> [OBJECTIVE]
Read the records below. Copy each line where the string "الوثائق" occurs.

> [DATA RECORDS]
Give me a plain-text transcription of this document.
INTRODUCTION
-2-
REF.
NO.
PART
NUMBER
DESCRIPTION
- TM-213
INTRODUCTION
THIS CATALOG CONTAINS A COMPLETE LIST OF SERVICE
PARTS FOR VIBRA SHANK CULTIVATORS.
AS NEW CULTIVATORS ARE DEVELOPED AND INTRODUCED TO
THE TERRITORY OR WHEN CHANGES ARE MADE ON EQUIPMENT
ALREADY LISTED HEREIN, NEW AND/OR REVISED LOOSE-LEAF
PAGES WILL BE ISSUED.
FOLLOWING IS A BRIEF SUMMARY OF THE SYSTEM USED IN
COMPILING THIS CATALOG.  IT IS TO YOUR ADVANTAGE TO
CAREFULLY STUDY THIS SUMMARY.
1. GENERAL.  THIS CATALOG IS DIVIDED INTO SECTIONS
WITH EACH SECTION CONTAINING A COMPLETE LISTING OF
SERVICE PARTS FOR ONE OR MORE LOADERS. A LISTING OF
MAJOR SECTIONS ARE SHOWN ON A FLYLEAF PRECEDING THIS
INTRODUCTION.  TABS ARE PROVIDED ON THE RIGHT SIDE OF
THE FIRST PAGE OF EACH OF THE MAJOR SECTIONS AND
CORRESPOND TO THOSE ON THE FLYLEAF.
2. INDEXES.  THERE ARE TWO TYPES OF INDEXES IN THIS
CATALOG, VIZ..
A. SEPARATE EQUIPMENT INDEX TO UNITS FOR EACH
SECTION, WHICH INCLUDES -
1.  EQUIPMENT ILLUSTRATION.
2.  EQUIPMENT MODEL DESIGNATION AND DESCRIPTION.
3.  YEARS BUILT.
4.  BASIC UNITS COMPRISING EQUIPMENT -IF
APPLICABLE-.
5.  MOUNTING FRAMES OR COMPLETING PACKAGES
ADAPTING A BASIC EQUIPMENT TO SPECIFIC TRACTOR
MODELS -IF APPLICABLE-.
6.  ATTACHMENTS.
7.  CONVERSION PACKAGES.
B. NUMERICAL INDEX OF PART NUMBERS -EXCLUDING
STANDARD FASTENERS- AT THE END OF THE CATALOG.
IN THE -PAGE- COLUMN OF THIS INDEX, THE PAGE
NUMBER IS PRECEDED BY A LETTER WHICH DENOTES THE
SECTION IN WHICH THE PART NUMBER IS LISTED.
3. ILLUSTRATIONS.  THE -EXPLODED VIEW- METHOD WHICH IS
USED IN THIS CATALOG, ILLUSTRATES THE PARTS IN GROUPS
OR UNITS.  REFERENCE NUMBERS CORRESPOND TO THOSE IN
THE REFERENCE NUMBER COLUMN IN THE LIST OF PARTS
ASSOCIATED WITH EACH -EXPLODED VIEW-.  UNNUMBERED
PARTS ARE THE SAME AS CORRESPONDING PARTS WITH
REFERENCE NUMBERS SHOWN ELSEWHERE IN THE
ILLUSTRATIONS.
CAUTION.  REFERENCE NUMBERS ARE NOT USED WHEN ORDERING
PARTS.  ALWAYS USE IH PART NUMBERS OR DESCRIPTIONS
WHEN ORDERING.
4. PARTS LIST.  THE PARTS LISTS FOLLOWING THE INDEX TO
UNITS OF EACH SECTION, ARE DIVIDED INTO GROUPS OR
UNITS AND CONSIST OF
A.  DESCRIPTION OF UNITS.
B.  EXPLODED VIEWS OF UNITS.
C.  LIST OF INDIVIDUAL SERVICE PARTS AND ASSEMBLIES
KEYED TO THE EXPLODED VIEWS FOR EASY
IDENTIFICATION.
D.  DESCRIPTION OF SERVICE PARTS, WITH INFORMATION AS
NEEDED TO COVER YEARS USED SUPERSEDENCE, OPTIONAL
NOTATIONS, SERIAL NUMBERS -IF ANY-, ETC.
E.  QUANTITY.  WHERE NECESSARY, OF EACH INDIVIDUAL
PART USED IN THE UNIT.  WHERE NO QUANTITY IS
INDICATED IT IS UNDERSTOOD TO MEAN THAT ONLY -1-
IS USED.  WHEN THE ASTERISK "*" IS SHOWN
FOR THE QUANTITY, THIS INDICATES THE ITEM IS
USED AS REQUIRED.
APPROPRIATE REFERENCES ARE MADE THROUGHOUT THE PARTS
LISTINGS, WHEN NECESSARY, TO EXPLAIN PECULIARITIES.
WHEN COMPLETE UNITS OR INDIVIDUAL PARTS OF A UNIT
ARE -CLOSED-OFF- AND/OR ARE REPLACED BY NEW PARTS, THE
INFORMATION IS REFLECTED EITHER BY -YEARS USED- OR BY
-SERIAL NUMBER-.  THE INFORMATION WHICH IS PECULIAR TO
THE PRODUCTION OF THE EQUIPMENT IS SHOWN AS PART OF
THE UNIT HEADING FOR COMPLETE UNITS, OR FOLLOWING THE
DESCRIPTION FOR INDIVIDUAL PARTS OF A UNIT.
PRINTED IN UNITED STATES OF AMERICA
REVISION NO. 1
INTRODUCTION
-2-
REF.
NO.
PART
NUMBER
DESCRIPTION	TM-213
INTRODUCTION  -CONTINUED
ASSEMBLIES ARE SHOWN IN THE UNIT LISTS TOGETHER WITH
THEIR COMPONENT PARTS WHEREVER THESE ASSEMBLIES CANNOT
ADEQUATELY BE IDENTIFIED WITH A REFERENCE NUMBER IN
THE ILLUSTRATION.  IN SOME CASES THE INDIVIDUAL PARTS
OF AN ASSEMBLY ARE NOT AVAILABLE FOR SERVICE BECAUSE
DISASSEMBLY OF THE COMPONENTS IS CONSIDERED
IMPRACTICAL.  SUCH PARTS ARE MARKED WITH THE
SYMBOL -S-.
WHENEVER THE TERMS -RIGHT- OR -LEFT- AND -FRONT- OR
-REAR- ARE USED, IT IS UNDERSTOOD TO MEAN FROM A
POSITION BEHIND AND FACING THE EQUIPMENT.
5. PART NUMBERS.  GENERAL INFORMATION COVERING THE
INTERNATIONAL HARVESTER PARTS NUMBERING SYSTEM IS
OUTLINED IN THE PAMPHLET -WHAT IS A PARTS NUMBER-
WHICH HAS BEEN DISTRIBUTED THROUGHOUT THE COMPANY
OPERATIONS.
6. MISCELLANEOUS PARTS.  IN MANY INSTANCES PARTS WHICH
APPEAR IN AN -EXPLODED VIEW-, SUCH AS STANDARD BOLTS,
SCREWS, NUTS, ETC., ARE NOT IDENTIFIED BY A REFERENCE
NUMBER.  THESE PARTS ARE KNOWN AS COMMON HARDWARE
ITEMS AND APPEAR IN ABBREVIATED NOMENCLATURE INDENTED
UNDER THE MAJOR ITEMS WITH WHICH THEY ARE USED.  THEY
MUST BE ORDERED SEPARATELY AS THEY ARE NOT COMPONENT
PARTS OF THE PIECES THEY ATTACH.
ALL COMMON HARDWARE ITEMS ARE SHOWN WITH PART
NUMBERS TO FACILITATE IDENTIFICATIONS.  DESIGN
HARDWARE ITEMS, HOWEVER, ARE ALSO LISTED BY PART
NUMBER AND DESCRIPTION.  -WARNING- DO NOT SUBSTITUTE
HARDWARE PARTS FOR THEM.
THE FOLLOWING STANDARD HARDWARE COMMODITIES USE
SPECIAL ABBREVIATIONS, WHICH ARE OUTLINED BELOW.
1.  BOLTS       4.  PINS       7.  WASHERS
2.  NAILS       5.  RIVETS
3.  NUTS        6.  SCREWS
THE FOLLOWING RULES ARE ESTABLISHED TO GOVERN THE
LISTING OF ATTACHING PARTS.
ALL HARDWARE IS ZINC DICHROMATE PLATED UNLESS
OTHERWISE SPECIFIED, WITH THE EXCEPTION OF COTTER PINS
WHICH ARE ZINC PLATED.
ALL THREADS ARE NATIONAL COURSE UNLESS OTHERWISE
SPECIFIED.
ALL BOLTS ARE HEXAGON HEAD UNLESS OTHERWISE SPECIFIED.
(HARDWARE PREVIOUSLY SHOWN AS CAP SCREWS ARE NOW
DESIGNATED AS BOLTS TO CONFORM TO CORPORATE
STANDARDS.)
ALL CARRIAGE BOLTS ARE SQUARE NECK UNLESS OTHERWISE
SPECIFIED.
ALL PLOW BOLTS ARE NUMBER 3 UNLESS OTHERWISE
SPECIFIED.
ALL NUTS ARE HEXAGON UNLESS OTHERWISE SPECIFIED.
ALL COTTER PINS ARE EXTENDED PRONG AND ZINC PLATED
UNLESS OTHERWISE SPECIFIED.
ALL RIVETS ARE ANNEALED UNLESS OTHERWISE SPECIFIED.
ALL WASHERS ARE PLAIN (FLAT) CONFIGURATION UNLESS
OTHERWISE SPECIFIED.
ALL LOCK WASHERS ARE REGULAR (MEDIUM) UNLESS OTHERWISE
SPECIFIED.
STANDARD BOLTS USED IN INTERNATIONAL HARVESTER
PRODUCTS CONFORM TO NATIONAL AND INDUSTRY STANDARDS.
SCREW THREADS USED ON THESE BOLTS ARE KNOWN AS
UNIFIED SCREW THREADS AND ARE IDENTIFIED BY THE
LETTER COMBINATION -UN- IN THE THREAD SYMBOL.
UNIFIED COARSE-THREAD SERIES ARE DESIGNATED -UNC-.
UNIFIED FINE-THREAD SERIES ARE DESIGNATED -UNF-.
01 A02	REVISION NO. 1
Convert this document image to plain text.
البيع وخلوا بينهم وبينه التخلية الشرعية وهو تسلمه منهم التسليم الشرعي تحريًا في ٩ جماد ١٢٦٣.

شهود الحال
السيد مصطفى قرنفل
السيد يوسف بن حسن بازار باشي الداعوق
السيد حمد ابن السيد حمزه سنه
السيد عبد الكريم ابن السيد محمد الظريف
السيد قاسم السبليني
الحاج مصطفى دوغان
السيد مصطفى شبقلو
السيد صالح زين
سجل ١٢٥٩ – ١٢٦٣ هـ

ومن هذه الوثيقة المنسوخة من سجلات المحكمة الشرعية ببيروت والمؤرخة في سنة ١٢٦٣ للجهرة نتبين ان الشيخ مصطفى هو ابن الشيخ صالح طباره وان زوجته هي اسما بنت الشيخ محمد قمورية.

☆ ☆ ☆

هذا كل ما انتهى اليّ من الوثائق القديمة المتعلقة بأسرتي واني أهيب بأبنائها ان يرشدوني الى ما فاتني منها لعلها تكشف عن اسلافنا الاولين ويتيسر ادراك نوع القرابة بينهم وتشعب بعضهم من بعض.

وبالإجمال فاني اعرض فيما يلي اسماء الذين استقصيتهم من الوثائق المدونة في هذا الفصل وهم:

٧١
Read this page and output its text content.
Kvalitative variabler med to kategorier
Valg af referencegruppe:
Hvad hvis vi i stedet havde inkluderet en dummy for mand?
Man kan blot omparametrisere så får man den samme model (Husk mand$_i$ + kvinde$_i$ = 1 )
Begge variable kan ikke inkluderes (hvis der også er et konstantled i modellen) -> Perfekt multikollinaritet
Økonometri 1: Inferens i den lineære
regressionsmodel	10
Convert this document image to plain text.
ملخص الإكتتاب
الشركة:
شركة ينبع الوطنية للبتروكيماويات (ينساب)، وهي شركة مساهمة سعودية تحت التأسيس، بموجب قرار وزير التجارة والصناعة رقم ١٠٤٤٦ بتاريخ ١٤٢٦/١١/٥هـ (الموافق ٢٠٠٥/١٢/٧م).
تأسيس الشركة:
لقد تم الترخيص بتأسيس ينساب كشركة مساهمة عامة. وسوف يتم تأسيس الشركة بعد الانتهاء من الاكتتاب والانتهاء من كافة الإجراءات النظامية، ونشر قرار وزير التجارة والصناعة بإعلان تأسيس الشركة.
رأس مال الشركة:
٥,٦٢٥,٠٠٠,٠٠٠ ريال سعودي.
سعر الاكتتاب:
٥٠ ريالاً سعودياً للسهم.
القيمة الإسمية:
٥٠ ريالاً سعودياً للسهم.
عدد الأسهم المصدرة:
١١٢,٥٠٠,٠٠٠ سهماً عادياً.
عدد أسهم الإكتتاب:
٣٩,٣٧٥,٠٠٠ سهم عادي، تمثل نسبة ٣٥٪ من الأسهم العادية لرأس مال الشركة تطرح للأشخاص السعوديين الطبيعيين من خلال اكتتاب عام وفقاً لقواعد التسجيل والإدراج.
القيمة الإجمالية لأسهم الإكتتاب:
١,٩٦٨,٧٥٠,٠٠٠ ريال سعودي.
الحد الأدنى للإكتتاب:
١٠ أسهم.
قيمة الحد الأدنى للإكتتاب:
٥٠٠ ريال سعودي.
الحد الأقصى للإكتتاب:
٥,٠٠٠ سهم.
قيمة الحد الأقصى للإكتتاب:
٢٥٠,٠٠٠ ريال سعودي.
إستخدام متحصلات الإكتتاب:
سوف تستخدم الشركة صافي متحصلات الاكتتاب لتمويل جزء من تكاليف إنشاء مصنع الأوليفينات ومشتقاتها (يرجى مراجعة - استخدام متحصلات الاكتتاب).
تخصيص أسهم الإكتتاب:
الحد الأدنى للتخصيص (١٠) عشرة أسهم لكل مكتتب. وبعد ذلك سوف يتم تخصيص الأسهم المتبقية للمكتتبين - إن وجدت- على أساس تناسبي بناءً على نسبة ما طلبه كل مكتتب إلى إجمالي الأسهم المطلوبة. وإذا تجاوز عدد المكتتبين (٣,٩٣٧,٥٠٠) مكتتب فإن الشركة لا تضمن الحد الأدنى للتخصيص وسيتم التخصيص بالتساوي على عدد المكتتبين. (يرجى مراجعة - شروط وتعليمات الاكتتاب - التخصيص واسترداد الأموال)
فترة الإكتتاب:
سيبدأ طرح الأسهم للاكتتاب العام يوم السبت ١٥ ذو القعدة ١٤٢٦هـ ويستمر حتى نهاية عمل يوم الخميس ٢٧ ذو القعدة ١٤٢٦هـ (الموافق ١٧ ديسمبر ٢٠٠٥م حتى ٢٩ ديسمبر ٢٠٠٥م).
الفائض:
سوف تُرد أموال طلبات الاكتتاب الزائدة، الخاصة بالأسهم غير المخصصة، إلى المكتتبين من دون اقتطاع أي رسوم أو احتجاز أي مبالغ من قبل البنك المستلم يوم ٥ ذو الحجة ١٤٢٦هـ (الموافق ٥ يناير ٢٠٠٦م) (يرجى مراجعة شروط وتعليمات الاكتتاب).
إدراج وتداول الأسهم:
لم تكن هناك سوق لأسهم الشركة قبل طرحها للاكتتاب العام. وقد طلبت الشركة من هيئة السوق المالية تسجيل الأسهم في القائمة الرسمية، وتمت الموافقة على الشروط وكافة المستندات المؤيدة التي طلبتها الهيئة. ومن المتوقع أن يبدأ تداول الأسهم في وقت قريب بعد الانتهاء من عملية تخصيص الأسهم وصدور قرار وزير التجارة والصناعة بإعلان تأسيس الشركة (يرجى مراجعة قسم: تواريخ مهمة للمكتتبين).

> [EXERCISE RESPONSE]
هذا كل ما انتهى اليّ من الوثائق القديمة المتعلقة بأسرتي واني أهيب بأبنائها ان يرشدوني الى ما فاتني منها لعلها تكشف عن اسلافنا الاولين ويتيسر ادراك نوع القرابة بينهم وتشعب بعضهم من بعض.
وبالإجمال فاني اعرض فيما يلي اسماء الذين استقصيتهم من الوثائق المدونة في هذا الفصل وهم:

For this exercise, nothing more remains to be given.